→ Task description:
Set down every entry word for word. Omit the pictures.

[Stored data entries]

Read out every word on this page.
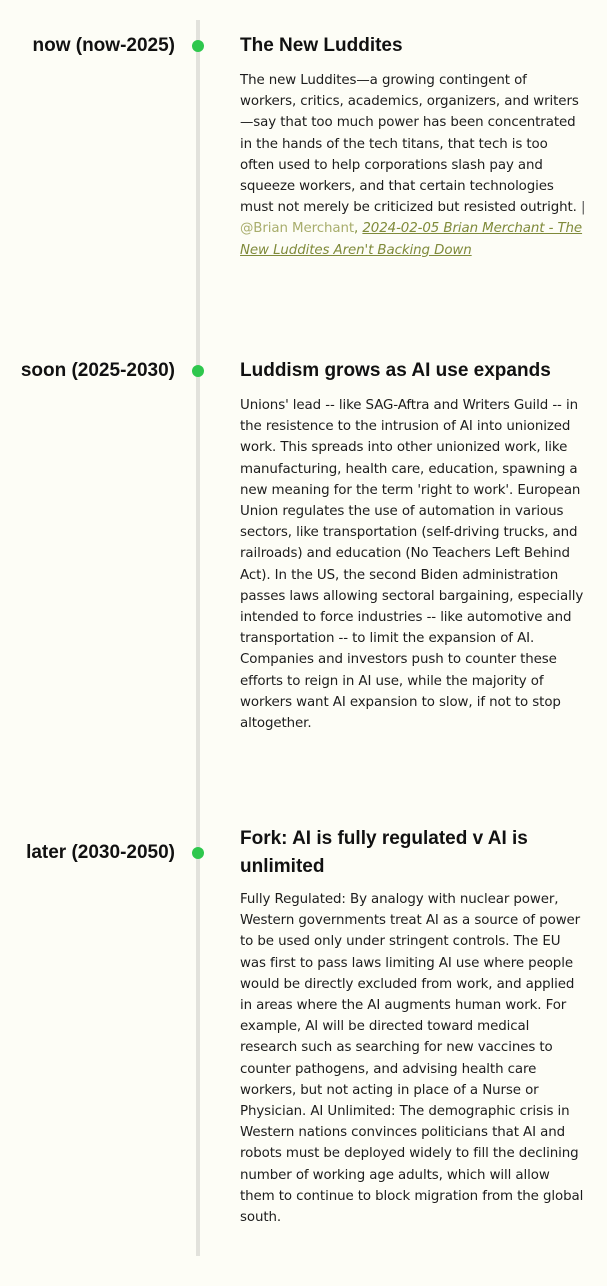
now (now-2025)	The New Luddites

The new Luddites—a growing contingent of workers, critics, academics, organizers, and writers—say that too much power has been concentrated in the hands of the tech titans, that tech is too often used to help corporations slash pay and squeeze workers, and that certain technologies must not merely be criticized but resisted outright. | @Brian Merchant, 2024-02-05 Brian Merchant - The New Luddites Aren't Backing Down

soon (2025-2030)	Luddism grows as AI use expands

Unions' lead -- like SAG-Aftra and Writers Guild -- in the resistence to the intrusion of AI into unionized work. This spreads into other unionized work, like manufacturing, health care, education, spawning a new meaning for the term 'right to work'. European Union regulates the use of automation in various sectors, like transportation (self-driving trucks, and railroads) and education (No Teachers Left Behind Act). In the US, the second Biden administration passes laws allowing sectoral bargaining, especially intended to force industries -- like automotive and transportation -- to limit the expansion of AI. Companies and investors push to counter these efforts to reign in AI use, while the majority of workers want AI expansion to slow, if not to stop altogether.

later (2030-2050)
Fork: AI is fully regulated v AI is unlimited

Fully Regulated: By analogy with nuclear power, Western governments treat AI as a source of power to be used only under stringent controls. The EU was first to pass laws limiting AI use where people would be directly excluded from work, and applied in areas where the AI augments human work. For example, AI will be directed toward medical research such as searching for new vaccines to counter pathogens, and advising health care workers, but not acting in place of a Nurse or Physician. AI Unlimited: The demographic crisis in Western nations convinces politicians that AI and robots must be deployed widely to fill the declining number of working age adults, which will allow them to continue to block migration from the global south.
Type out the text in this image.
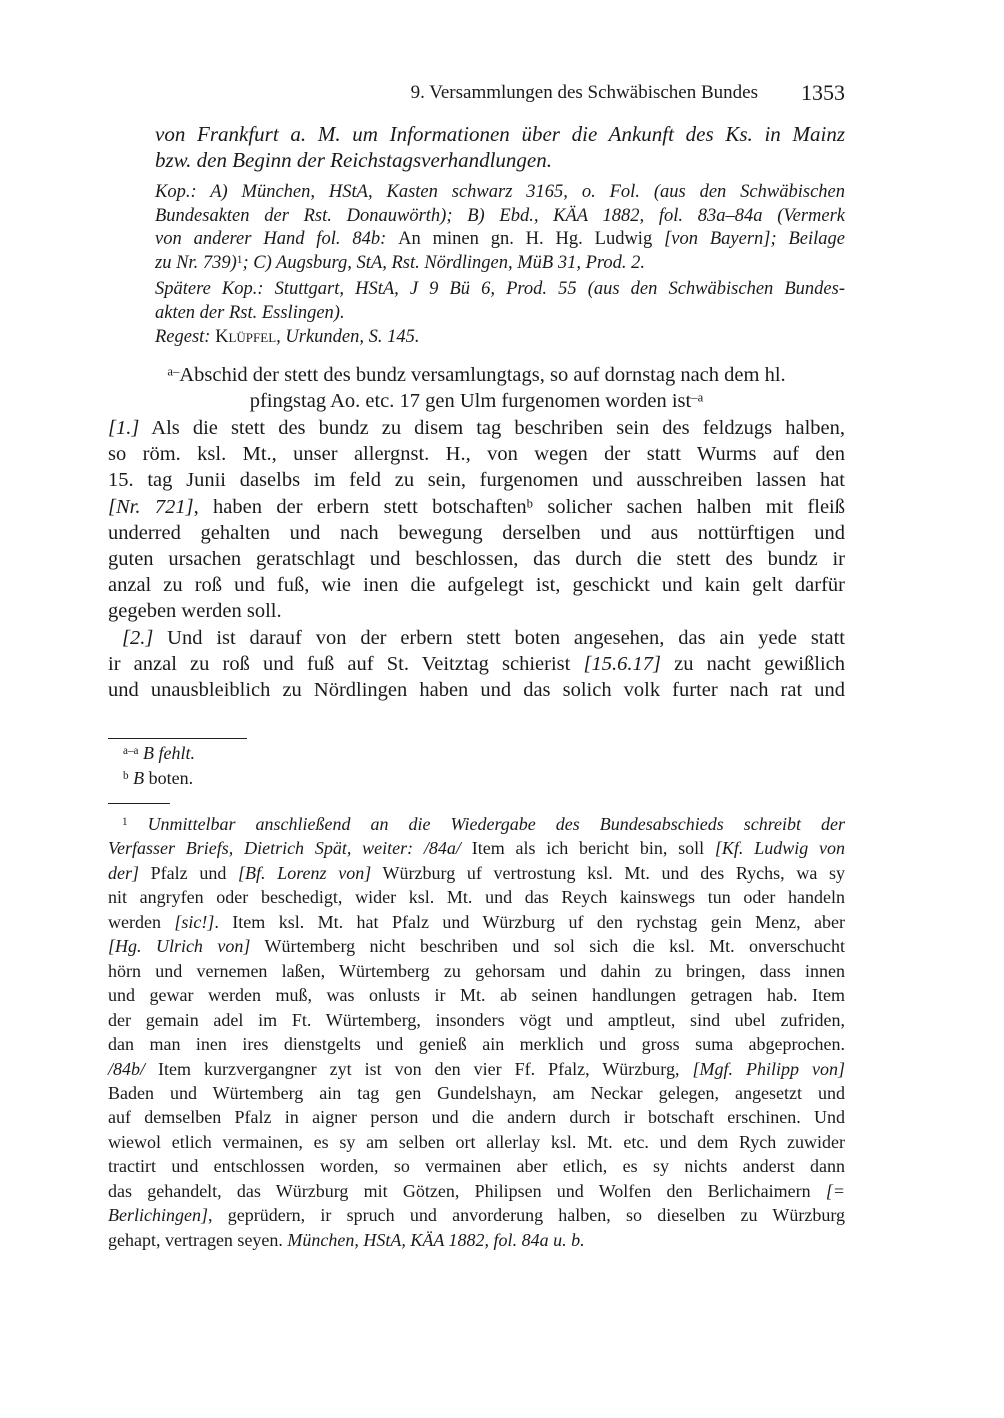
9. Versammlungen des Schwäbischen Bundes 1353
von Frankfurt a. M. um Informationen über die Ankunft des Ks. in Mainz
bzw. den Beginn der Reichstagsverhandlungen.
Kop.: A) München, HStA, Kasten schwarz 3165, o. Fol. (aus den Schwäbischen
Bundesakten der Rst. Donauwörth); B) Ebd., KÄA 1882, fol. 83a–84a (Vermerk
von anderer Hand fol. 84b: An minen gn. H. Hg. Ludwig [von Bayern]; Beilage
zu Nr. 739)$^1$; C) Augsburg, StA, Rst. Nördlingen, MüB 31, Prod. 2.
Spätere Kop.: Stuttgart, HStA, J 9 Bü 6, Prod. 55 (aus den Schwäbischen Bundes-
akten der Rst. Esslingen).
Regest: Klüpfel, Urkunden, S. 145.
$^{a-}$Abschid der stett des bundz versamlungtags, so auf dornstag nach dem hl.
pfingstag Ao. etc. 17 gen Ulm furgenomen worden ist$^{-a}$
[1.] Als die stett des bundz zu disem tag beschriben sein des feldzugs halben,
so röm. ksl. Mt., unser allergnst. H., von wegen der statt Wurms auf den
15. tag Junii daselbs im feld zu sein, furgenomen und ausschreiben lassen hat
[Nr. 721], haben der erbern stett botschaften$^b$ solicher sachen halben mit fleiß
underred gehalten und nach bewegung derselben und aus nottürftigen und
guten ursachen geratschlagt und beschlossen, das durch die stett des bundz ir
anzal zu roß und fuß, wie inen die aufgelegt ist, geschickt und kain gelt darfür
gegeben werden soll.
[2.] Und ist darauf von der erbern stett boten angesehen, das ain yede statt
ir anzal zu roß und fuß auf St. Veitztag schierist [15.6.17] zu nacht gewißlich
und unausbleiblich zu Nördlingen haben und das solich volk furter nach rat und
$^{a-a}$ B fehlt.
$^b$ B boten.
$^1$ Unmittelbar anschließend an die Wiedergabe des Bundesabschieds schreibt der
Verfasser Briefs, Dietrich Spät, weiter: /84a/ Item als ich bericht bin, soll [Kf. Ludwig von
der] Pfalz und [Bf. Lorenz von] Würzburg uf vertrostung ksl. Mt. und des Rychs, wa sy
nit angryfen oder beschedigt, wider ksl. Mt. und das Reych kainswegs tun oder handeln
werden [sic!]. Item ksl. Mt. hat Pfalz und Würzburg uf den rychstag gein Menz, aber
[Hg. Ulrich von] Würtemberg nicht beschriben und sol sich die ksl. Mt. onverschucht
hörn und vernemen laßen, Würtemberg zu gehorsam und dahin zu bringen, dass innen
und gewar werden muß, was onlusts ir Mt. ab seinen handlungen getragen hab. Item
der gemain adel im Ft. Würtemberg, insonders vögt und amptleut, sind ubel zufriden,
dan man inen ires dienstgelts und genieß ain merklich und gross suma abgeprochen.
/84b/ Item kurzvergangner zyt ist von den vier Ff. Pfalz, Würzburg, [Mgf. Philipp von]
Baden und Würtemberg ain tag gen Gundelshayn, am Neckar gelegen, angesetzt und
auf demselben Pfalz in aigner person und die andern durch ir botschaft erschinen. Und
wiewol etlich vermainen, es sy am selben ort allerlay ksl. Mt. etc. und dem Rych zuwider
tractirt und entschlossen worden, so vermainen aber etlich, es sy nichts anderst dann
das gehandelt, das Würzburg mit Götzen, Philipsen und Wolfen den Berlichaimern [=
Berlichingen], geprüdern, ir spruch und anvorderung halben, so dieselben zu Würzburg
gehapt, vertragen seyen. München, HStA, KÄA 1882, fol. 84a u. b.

→ Answer to this task:
Read out every word on this page.
now (now-2025)	The New Luddites

The new Luddites—a growing contingent of workers, critics, academics, organizers, and writers—say that too much power has been concentrated in the hands of the tech titans, that tech is too often used to help corporations slash pay and squeeze workers, and that certain technologies must not merely be criticized but resisted outright. | @Brian Merchant, 2024-02-05 Brian Merchant - The New Luddites Aren't Backing Down

soon (2025-2030)	Luddism grows as AI use expands

Unions' lead -- like SAG-Aftra and Writers Guild -- in the resistence to the intrusion of AI into unionized work. This spreads into other unionized work, like manufacturing, health care, education, spawning a new meaning for the term 'right to work'. European Union regulates the use of automation in various sectors, like transportation (self-driving trucks, and railroads) and education (No Teachers Left Behind Act). In the US, the second Biden administration passes laws allowing sectoral bargaining, especially intended to force industries -- like automotive and transportation -- to limit the expansion of AI. Companies and investors push to counter these efforts to reign in AI use, while the majority of workers want AI expansion to slow, if not to stop altogether.

later (2030-2050)
Fork: AI is fully regulated v AI is unlimited

Fully Regulated: By analogy with nuclear power, Western governments treat AI as a source of power to be used only under stringent controls. The EU was first to pass laws limiting AI use where people would be directly excluded from work, and applied in areas where the AI augments human work. For example, AI will be directed toward medical research such as searching for new vaccines to counter pathogens, and advising health care workers, but not acting in place of a Nurse or Physician. AI Unlimited: The demographic crisis in Western nations convinces politicians that AI and robots must be deployed widely to fill the declining number of working age adults, which will allow them to continue to block migration from the global south.
Type out the text in this image.
9. Versammlungen des Schwäbischen Bundes 1353
von Frankfurt a. M. um Informationen über die Ankunft des Ks. in Mainz
bzw. den Beginn der Reichstagsverhandlungen.
Kop.: A) München, HStA, Kasten schwarz 3165, o. Fol. (aus den Schwäbischen
Bundesakten der Rst. Donauwörth); B) Ebd., KÄA 1882, fol. 83a–84a (Vermerk
von anderer Hand fol. 84b: An minen gn. H. Hg. Ludwig [von Bayern]; Beilage
zu Nr. 739)$^1$; C) Augsburg, StA, Rst. Nördlingen, MüB 31, Prod. 2.
Spätere Kop.: Stuttgart, HStA, J 9 Bü 6, Prod. 55 (aus den Schwäbischen Bundes-
akten der Rst. Esslingen).
Regest: Klüpfel, Urkunden, S. 145.
$^{a-}$Abschid der stett des bundz versamlungtags, so auf dornstag nach dem hl.
pfingstag Ao. etc. 17 gen Ulm furgenomen worden ist$^{-a}$
[1.] Als die stett des bundz zu disem tag beschriben sein des feldzugs halben,
so röm. ksl. Mt., unser allergnst. H., von wegen der statt Wurms auf den
15. tag Junii daselbs im feld zu sein, furgenomen und ausschreiben lassen hat
[Nr. 721], haben der erbern stett botschaften$^b$ solicher sachen halben mit fleiß
underred gehalten und nach bewegung derselben und aus nottürftigen und
guten ursachen geratschlagt und beschlossen, das durch die stett des bundz ir
anzal zu roß und fuß, wie inen die aufgelegt ist, geschickt und kain gelt darfür
gegeben werden soll.
[2.] Und ist darauf von der erbern stett boten angesehen, das ain yede statt
ir anzal zu roß und fuß auf St. Veitztag schierist [15.6.17] zu nacht gewißlich
und unausbleiblich zu Nördlingen haben und das solich volk furter nach rat und
$^{a-a}$ B fehlt.
$^b$ B boten.
$^1$ Unmittelbar anschließend an die Wiedergabe des Bundesabschieds schreibt der
Verfasser Briefs, Dietrich Spät, weiter: /84a/ Item als ich bericht bin, soll [Kf. Ludwig von
der] Pfalz und [Bf. Lorenz von] Würzburg uf vertrostung ksl. Mt. und des Rychs, wa sy
nit angryfen oder beschedigt, wider ksl. Mt. und das Reych kainswegs tun oder handeln
werden [sic!]. Item ksl. Mt. hat Pfalz und Würzburg uf den rychstag gein Menz, aber
[Hg. Ulrich von] Würtemberg nicht beschriben und sol sich die ksl. Mt. onverschucht
hörn und vernemen laßen, Würtemberg zu gehorsam und dahin zu bringen, dass innen
und gewar werden muß, was onlusts ir Mt. ab seinen handlungen getragen hab. Item
der gemain adel im Ft. Würtemberg, insonders vögt und amptleut, sind ubel zufriden,
dan man inen ires dienstgelts und genieß ain merklich und gross suma abgeprochen.
/84b/ Item kurzvergangner zyt ist von den vier Ff. Pfalz, Würzburg, [Mgf. Philipp von]
Baden und Würtemberg ain tag gen Gundelshayn, am Neckar gelegen, angesetzt und
auf demselben Pfalz in aigner person und die andern durch ir botschaft erschinen. Und
wiewol etlich vermainen, es sy am selben ort allerlay ksl. Mt. etc. und dem Rych zuwider
tractirt und entschlossen worden, so vermainen aber etlich, es sy nichts anderst dann
das gehandelt, das Würzburg mit Götzen, Philipsen und Wolfen den Berlichaimern [=
Berlichingen], geprüdern, ir spruch und anvorderung halben, so dieselben zu Würzburg
gehapt, vertragen seyen. München, HStA, KÄA 1882, fol. 84a u. b.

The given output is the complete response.